# [What you have to do]
Write the listing below out again exactly, dropping the images.

# [Material for this exercise]
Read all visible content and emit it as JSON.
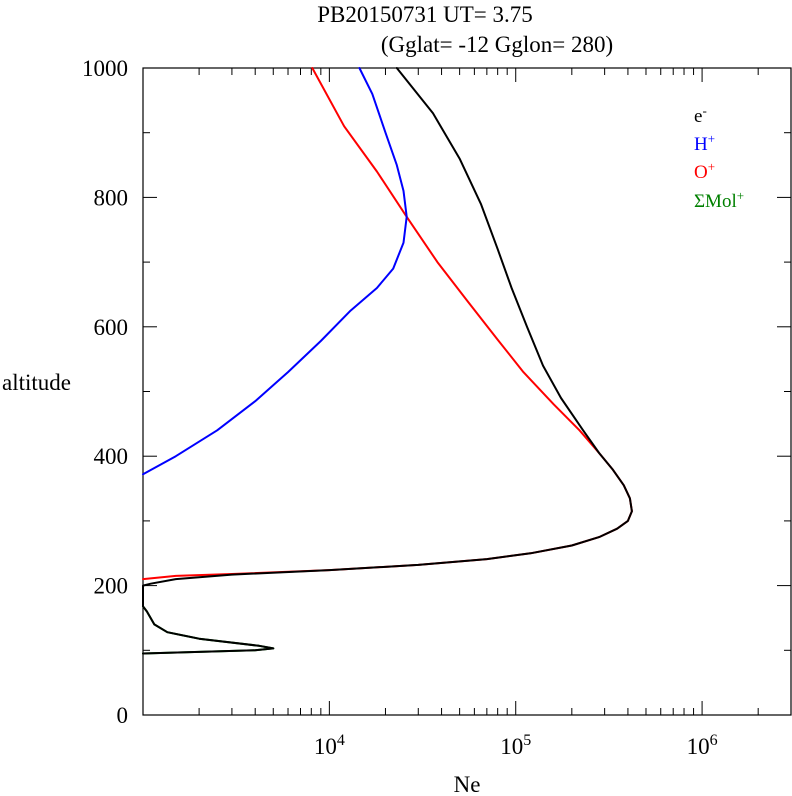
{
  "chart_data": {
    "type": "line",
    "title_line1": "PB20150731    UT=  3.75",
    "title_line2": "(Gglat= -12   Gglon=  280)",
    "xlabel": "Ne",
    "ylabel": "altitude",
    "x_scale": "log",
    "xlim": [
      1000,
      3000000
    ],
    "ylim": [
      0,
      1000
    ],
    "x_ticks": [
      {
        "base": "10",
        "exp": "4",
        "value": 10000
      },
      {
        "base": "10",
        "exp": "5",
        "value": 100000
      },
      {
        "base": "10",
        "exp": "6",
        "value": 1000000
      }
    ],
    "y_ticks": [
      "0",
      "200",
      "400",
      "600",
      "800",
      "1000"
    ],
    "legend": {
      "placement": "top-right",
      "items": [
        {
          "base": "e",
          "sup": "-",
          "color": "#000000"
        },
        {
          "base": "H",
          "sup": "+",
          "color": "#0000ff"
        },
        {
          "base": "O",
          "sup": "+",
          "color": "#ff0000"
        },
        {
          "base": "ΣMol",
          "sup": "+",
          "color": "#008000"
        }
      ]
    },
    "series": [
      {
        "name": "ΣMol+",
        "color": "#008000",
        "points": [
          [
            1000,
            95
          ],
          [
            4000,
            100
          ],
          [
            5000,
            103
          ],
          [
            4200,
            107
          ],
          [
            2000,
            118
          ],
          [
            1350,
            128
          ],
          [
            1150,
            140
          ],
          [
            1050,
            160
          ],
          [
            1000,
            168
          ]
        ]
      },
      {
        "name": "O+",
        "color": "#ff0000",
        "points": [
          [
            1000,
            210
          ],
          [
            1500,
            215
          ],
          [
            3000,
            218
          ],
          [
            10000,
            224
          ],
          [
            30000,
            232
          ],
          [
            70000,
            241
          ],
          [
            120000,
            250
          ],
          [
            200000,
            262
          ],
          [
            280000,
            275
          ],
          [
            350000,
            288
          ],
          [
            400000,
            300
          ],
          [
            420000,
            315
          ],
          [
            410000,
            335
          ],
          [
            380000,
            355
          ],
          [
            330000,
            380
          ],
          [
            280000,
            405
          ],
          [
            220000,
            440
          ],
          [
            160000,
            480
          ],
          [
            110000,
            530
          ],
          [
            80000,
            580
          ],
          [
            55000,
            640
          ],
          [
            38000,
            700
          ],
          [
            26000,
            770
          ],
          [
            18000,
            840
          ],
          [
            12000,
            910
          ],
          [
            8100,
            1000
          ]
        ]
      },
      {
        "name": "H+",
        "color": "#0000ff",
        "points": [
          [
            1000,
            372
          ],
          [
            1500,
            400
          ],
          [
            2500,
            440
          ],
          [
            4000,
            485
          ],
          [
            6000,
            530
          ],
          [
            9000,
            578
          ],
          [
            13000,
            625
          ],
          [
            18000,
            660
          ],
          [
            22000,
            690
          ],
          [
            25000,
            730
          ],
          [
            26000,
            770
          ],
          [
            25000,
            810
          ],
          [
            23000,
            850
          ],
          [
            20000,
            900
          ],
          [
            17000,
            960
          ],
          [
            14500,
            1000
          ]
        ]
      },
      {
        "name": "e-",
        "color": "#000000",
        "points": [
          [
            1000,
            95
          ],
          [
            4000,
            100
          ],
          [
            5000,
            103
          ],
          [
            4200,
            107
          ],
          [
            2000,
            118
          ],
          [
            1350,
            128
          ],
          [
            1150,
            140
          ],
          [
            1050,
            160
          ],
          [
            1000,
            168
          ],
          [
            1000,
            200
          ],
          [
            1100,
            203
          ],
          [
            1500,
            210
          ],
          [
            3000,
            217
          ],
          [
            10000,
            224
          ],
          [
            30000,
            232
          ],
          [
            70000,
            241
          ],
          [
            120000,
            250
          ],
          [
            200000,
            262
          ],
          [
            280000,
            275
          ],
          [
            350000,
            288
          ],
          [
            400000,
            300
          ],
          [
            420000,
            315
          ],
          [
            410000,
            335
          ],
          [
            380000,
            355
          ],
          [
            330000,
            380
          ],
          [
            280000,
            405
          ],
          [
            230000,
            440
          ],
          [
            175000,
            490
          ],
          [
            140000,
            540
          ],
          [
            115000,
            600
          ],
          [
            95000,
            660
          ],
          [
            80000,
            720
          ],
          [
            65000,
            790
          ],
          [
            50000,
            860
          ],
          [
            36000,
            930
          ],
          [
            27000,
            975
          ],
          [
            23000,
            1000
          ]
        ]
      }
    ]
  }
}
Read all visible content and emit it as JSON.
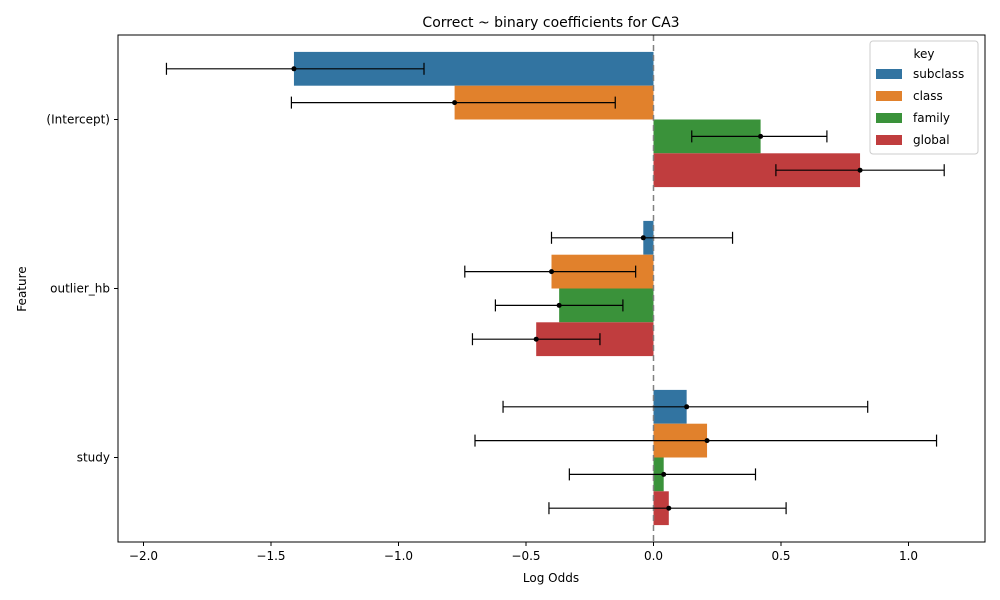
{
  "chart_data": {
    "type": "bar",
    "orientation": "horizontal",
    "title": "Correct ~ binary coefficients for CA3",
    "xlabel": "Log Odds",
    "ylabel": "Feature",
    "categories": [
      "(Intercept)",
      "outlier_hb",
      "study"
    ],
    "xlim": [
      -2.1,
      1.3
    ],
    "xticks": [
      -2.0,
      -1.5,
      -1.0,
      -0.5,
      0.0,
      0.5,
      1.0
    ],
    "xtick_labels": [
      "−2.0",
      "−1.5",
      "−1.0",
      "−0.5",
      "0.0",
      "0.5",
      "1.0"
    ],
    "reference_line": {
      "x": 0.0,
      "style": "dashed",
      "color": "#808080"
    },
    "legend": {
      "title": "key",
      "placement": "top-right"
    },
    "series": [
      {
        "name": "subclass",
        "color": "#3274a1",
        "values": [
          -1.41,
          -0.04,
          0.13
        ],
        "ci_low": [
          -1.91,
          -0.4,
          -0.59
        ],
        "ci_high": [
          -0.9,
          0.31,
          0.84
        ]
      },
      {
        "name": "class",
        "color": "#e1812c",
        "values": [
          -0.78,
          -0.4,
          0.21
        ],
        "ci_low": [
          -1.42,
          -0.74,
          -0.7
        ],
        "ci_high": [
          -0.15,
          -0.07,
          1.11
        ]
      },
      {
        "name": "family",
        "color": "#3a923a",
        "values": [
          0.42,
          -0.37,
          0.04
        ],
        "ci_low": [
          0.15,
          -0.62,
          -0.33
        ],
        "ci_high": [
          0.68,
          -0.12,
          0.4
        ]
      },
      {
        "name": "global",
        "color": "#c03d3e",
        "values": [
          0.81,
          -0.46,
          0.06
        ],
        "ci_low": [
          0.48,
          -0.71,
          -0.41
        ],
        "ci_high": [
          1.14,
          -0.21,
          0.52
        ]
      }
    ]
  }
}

# [Solution to the problem]
Read all visible content and emit it as JSON.
{
  "chart_data": {
    "type": "line",
    "title_line1": "PB20150731    UT=  3.75",
    "title_line2": "(Gglat= -12   Gglon=  280)",
    "xlabel": "Ne",
    "ylabel": "altitude",
    "x_scale": "log",
    "xlim": [
      1000,
      3000000
    ],
    "ylim": [
      0,
      1000
    ],
    "x_ticks": [
      {
        "base": "10",
        "exp": "4",
        "value": 10000
      },
      {
        "base": "10",
        "exp": "5",
        "value": 100000
      },
      {
        "base": "10",
        "exp": "6",
        "value": 1000000
      }
    ],
    "y_ticks": [
      "0",
      "200",
      "400",
      "600",
      "800",
      "1000"
    ],
    "legend": {
      "placement": "top-right",
      "items": [
        {
          "base": "e",
          "sup": "-",
          "color": "#000000"
        },
        {
          "base": "H",
          "sup": "+",
          "color": "#0000ff"
        },
        {
          "base": "O",
          "sup": "+",
          "color": "#ff0000"
        },
        {
          "base": "ΣMol",
          "sup": "+",
          "color": "#008000"
        }
      ]
    },
    "series": [
      {
        "name": "ΣMol+",
        "color": "#008000",
        "points": [
          [
            1000,
            95
          ],
          [
            4000,
            100
          ],
          [
            5000,
            103
          ],
          [
            4200,
            107
          ],
          [
            2000,
            118
          ],
          [
            1350,
            128
          ],
          [
            1150,
            140
          ],
          [
            1050,
            160
          ],
          [
            1000,
            168
          ]
        ]
      },
      {
        "name": "O+",
        "color": "#ff0000",
        "points": [
          [
            1000,
            210
          ],
          [
            1500,
            215
          ],
          [
            3000,
            218
          ],
          [
            10000,
            224
          ],
          [
            30000,
            232
          ],
          [
            70000,
            241
          ],
          [
            120000,
            250
          ],
          [
            200000,
            262
          ],
          [
            280000,
            275
          ],
          [
            350000,
            288
          ],
          [
            400000,
            300
          ],
          [
            420000,
            315
          ],
          [
            410000,
            335
          ],
          [
            380000,
            355
          ],
          [
            330000,
            380
          ],
          [
            280000,
            405
          ],
          [
            220000,
            440
          ],
          [
            160000,
            480
          ],
          [
            110000,
            530
          ],
          [
            80000,
            580
          ],
          [
            55000,
            640
          ],
          [
            38000,
            700
          ],
          [
            26000,
            770
          ],
          [
            18000,
            840
          ],
          [
            12000,
            910
          ],
          [
            8100,
            1000
          ]
        ]
      },
      {
        "name": "H+",
        "color": "#0000ff",
        "points": [
          [
            1000,
            372
          ],
          [
            1500,
            400
          ],
          [
            2500,
            440
          ],
          [
            4000,
            485
          ],
          [
            6000,
            530
          ],
          [
            9000,
            578
          ],
          [
            13000,
            625
          ],
          [
            18000,
            660
          ],
          [
            22000,
            690
          ],
          [
            25000,
            730
          ],
          [
            26000,
            770
          ],
          [
            25000,
            810
          ],
          [
            23000,
            850
          ],
          [
            20000,
            900
          ],
          [
            17000,
            960
          ],
          [
            14500,
            1000
          ]
        ]
      },
      {
        "name": "e-",
        "color": "#000000",
        "points": [
          [
            1000,
            95
          ],
          [
            4000,
            100
          ],
          [
            5000,
            103
          ],
          [
            4200,
            107
          ],
          [
            2000,
            118
          ],
          [
            1350,
            128
          ],
          [
            1150,
            140
          ],
          [
            1050,
            160
          ],
          [
            1000,
            168
          ],
          [
            1000,
            200
          ],
          [
            1100,
            203
          ],
          [
            1500,
            210
          ],
          [
            3000,
            217
          ],
          [
            10000,
            224
          ],
          [
            30000,
            232
          ],
          [
            70000,
            241
          ],
          [
            120000,
            250
          ],
          [
            200000,
            262
          ],
          [
            280000,
            275
          ],
          [
            350000,
            288
          ],
          [
            400000,
            300
          ],
          [
            420000,
            315
          ],
          [
            410000,
            335
          ],
          [
            380000,
            355
          ],
          [
            330000,
            380
          ],
          [
            280000,
            405
          ],
          [
            230000,
            440
          ],
          [
            175000,
            490
          ],
          [
            140000,
            540
          ],
          [
            115000,
            600
          ],
          [
            95000,
            660
          ],
          [
            80000,
            720
          ],
          [
            65000,
            790
          ],
          [
            50000,
            860
          ],
          [
            36000,
            930
          ],
          [
            27000,
            975
          ],
          [
            23000,
            1000
          ]
        ]
      }
    ]
  }
}
Read all visible content and emit it as JSON.
{
  "chart_data": {
    "type": "bar",
    "orientation": "horizontal",
    "title": "Correct ~ binary coefficients for CA3",
    "xlabel": "Log Odds",
    "ylabel": "Feature",
    "categories": [
      "(Intercept)",
      "outlier_hb",
      "study"
    ],
    "xlim": [
      -2.1,
      1.3
    ],
    "xticks": [
      -2.0,
      -1.5,
      -1.0,
      -0.5,
      0.0,
      0.5,
      1.0
    ],
    "xtick_labels": [
      "−2.0",
      "−1.5",
      "−1.0",
      "−0.5",
      "0.0",
      "0.5",
      "1.0"
    ],
    "reference_line": {
      "x": 0.0,
      "style": "dashed",
      "color": "#808080"
    },
    "legend": {
      "title": "key",
      "placement": "top-right"
    },
    "series": [
      {
        "name": "subclass",
        "color": "#3274a1",
        "values": [
          -1.41,
          -0.04,
          0.13
        ],
        "ci_low": [
          -1.91,
          -0.4,
          -0.59
        ],
        "ci_high": [
          -0.9,
          0.31,
          0.84
        ]
      },
      {
        "name": "class",
        "color": "#e1812c",
        "values": [
          -0.78,
          -0.4,
          0.21
        ],
        "ci_low": [
          -1.42,
          -0.74,
          -0.7
        ],
        "ci_high": [
          -0.15,
          -0.07,
          1.11
        ]
      },
      {
        "name": "family",
        "color": "#3a923a",
        "values": [
          0.42,
          -0.37,
          0.04
        ],
        "ci_low": [
          0.15,
          -0.62,
          -0.33
        ],
        "ci_high": [
          0.68,
          -0.12,
          0.4
        ]
      },
      {
        "name": "global",
        "color": "#c03d3e",
        "values": [
          0.81,
          -0.46,
          0.06
        ],
        "ci_low": [
          0.48,
          -0.71,
          -0.41
        ],
        "ci_high": [
          1.14,
          -0.21,
          0.52
        ]
      }
    ]
  }
}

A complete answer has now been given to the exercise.